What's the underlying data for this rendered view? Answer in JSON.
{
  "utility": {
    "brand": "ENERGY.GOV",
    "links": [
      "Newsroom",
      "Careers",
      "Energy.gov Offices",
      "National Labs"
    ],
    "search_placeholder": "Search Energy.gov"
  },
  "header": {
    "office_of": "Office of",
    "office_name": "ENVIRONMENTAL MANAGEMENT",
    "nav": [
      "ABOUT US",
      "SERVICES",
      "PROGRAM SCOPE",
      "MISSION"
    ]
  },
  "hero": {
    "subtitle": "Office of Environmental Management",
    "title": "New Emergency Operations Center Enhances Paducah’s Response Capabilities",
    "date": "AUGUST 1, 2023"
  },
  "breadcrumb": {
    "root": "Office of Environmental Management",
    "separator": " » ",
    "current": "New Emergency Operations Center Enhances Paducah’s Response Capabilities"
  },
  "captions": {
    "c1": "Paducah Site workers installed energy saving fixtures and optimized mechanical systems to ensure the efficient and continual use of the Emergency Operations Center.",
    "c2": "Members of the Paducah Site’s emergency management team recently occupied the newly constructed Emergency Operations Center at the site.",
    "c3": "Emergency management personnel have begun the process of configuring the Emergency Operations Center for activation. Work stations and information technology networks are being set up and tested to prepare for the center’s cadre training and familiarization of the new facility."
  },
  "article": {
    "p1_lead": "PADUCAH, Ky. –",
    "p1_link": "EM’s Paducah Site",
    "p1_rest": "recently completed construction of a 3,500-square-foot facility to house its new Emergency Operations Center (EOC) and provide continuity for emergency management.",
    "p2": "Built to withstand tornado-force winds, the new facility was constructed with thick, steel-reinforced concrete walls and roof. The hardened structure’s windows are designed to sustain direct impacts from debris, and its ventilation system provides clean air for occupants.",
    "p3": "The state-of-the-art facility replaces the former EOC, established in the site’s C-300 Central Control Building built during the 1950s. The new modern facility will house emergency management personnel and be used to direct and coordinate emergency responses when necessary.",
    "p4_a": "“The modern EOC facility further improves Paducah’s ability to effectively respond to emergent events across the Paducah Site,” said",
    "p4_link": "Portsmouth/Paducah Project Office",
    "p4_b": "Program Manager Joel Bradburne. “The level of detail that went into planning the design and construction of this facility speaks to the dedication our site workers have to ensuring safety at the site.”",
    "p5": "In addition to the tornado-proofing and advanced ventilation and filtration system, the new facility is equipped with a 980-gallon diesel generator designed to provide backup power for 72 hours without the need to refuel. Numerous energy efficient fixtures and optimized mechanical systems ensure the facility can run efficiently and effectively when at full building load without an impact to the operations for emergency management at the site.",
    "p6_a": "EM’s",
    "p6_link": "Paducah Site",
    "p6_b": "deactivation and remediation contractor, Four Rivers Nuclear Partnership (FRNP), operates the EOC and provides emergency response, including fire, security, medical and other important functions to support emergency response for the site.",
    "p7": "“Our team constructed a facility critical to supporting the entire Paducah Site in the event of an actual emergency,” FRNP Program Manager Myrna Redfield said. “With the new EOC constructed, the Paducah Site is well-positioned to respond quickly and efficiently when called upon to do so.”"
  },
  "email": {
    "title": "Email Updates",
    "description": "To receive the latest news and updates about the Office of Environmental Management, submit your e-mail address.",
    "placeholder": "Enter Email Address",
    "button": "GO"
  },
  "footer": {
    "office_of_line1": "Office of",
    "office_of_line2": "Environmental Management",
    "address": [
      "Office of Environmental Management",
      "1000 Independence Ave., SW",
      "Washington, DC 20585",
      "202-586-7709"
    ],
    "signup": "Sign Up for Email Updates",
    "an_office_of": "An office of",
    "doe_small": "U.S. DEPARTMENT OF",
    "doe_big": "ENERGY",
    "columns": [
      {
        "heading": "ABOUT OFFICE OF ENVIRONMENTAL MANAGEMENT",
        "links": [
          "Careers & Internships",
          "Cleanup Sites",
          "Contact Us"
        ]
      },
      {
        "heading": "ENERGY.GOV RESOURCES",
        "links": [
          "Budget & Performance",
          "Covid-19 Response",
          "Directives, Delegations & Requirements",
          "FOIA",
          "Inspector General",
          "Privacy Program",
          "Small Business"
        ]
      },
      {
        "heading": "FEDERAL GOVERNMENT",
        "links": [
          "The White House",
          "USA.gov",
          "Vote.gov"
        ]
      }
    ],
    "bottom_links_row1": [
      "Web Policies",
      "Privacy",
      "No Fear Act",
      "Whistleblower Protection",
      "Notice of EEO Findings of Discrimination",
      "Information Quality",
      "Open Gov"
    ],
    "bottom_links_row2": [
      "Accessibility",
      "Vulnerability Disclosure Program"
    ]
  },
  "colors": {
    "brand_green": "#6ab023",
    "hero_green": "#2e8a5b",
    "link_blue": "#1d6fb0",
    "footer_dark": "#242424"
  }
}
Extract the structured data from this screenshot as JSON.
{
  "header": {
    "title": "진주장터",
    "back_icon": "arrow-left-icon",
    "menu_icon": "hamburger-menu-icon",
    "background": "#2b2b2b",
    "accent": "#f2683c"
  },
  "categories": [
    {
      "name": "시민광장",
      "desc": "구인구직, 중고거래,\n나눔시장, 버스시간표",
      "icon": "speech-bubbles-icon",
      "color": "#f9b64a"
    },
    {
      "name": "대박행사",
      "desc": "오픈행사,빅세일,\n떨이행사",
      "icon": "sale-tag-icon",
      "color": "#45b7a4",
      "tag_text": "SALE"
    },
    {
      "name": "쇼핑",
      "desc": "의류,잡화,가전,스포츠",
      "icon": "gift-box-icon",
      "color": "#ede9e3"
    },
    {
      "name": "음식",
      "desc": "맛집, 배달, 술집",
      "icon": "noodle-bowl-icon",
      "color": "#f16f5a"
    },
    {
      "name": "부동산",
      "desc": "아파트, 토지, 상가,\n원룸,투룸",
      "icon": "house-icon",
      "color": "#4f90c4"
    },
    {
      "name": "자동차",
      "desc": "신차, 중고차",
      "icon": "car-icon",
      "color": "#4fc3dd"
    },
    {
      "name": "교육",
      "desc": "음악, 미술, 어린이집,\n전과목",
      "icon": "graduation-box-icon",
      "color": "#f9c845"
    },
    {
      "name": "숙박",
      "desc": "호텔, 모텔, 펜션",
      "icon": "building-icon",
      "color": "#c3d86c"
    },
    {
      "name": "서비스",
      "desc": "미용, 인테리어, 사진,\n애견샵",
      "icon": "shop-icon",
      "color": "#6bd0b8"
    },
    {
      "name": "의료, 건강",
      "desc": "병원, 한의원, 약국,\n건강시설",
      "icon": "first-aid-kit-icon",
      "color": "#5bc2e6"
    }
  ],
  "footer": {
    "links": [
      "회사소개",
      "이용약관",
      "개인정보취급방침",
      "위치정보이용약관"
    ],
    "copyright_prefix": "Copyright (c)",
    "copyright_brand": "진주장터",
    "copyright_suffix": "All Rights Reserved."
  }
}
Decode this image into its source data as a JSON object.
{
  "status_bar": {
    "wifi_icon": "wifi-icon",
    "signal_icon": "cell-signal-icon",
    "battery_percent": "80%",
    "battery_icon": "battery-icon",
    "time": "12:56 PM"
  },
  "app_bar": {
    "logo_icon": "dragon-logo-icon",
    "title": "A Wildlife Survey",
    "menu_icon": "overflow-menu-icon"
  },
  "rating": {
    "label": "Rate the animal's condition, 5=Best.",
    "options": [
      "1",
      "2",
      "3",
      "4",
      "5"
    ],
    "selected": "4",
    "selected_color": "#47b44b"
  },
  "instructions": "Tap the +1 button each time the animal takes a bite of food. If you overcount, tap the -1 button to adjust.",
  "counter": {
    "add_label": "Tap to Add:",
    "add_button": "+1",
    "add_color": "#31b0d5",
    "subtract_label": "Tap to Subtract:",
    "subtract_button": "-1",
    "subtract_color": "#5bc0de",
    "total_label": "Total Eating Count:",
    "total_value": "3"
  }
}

§

## [EXERCISE]
All lines in the data that contain the word "menu" should be copied.

## [SOLUTION TO THE EXERCISE]
    "menu_icon": "hamburger-menu-icon",
    "menu_icon": "overflow-menu-icon"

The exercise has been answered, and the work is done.